╭─ Source data

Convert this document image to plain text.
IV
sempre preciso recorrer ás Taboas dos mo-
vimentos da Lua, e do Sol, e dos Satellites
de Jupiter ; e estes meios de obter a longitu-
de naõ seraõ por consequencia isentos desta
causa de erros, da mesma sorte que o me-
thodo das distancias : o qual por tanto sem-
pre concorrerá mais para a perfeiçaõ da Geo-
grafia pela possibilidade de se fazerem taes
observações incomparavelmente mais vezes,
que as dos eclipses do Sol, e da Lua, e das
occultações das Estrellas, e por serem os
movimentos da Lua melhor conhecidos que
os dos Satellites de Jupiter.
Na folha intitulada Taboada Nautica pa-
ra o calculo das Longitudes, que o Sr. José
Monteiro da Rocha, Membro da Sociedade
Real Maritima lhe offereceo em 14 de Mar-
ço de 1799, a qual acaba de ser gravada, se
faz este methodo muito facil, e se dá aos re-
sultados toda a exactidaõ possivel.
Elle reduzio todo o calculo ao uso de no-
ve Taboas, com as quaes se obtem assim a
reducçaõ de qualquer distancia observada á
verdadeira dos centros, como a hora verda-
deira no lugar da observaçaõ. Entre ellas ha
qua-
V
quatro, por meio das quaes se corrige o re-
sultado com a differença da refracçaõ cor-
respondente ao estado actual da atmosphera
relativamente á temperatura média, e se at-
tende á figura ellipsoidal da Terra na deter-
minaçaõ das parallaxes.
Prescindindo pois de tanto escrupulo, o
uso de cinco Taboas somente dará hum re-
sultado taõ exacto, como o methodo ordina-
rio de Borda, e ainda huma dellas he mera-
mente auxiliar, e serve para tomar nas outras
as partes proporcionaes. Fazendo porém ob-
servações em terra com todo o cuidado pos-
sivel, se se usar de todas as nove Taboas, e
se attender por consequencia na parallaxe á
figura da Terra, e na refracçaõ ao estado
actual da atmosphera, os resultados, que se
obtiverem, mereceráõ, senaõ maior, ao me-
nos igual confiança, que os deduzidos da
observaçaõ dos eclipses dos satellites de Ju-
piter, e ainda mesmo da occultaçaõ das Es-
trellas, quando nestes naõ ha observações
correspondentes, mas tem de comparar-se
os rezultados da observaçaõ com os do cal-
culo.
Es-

╰─

• _Prompt_
Give nothing but the number of lines containing the string "atmosphera".

• _Expected answer_
2